• **Data for the task**

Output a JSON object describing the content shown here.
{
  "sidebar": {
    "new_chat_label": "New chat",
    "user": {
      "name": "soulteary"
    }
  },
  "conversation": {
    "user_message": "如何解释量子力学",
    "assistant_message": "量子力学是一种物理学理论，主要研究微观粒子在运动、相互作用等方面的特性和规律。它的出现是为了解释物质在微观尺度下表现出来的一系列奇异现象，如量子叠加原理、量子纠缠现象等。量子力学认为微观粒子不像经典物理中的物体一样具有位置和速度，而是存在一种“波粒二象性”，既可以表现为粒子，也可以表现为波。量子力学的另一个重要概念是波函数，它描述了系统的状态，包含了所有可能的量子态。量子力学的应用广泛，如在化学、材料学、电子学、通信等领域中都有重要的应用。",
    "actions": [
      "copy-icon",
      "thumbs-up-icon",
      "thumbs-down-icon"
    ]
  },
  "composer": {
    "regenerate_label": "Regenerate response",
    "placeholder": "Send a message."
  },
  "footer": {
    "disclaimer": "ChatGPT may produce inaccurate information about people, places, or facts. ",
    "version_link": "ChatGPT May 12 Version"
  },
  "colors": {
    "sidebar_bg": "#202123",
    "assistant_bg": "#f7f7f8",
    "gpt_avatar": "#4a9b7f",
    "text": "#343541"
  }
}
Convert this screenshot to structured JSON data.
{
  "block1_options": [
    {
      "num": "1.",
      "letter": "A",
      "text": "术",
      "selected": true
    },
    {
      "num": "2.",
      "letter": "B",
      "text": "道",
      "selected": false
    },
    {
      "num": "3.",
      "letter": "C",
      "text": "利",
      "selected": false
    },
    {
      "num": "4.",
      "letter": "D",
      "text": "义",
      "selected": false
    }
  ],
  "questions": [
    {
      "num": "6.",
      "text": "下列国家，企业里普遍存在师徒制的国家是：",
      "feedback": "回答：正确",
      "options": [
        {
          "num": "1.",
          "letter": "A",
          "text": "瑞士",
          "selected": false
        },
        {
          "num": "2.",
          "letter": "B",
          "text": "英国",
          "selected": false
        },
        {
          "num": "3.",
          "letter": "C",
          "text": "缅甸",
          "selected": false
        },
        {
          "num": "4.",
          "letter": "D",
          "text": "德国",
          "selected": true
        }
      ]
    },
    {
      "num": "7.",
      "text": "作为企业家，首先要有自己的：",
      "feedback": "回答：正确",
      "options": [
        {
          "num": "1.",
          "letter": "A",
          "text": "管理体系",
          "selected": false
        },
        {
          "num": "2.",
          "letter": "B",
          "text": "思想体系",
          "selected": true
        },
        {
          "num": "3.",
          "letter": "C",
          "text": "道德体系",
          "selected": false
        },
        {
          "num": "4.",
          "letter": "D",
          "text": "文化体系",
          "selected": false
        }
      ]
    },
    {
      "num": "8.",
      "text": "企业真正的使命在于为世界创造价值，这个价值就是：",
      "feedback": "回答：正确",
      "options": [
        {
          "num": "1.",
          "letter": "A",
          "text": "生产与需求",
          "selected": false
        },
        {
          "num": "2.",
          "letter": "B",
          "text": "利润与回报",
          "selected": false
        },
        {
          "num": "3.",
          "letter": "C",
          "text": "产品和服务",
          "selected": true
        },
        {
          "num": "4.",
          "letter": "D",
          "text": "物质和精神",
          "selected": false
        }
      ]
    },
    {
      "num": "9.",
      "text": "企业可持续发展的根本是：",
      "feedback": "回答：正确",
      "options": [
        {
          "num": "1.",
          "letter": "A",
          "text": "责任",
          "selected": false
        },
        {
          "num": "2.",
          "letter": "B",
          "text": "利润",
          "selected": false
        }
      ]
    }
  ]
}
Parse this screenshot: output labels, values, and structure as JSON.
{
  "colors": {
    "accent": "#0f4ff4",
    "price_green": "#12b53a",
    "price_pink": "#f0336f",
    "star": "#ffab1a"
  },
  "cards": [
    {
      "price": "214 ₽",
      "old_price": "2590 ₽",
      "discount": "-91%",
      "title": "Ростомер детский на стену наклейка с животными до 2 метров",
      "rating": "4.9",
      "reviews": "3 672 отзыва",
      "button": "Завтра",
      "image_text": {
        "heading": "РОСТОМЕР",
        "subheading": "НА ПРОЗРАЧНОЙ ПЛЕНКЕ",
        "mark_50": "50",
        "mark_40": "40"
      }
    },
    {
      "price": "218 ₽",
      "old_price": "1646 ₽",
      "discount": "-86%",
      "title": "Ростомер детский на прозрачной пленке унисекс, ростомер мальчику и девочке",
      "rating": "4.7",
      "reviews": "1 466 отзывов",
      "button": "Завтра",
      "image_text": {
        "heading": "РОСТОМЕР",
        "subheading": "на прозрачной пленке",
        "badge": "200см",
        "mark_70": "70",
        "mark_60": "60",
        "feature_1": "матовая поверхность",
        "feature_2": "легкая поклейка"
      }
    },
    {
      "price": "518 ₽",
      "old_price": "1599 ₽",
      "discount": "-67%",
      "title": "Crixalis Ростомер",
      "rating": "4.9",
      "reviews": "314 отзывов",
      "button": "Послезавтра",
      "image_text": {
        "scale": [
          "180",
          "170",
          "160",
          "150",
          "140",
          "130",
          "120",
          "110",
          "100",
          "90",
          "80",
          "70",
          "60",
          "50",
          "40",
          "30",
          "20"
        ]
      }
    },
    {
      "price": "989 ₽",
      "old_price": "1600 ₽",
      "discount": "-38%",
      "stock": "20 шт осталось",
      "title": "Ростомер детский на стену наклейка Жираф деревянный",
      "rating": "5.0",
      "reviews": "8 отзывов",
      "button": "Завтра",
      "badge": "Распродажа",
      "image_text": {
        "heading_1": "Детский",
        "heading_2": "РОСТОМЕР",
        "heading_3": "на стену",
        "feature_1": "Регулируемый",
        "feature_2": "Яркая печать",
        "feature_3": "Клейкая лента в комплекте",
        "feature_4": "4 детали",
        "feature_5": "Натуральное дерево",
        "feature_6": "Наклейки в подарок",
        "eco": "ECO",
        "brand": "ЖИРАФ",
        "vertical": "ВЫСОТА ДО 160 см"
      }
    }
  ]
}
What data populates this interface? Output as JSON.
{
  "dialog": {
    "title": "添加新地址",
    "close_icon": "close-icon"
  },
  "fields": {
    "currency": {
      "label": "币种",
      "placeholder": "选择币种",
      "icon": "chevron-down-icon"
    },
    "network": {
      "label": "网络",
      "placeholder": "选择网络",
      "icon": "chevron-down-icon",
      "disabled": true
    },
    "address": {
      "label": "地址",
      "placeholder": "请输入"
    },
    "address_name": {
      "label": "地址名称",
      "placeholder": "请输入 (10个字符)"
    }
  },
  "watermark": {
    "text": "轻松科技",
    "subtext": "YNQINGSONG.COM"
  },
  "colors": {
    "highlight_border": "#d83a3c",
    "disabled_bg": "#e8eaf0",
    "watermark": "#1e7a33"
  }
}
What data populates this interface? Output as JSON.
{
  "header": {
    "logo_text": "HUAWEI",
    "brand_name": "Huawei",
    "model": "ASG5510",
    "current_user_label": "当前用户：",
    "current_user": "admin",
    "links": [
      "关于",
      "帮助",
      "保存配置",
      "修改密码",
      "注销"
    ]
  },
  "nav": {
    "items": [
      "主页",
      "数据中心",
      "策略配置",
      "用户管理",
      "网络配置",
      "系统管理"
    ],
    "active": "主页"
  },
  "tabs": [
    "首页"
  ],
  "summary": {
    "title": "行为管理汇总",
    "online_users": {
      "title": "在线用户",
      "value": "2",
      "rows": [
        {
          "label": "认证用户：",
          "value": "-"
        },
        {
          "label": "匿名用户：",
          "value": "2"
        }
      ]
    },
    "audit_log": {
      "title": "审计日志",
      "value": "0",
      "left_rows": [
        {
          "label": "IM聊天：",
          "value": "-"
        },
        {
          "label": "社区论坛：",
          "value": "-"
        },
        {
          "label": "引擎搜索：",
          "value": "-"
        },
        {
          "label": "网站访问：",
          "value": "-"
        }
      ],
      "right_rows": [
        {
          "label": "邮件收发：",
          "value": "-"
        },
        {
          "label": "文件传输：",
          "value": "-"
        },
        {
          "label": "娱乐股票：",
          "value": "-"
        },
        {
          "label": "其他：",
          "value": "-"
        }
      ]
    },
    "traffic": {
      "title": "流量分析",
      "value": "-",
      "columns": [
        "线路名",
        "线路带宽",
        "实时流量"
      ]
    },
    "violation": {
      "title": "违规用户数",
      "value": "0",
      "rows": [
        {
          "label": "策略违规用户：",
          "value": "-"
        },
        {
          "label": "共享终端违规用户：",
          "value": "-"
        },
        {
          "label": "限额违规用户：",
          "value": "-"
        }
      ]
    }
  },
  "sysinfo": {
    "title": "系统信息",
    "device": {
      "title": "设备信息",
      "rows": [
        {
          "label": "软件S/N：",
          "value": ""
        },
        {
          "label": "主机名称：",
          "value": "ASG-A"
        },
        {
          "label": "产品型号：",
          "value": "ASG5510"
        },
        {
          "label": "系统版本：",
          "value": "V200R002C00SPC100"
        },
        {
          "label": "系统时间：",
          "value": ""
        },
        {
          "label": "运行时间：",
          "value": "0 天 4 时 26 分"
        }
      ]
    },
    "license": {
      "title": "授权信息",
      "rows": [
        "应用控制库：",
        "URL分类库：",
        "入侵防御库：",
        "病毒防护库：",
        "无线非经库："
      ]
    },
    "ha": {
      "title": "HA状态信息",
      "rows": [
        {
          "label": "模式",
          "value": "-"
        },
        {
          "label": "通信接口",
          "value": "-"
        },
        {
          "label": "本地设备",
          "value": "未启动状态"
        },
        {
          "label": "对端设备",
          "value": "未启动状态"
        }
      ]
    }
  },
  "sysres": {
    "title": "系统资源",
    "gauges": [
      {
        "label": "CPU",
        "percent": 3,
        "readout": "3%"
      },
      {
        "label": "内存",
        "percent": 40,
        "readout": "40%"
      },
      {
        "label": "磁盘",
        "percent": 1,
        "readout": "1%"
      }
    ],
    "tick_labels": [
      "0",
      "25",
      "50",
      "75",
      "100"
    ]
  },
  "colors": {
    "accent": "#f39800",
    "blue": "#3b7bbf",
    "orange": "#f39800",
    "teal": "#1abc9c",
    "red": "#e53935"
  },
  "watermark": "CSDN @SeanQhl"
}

• **Work to be completed**
The string "watermark" may appear in lines of the listing above; tally those lines and give the number only.

• **Exercise output**
3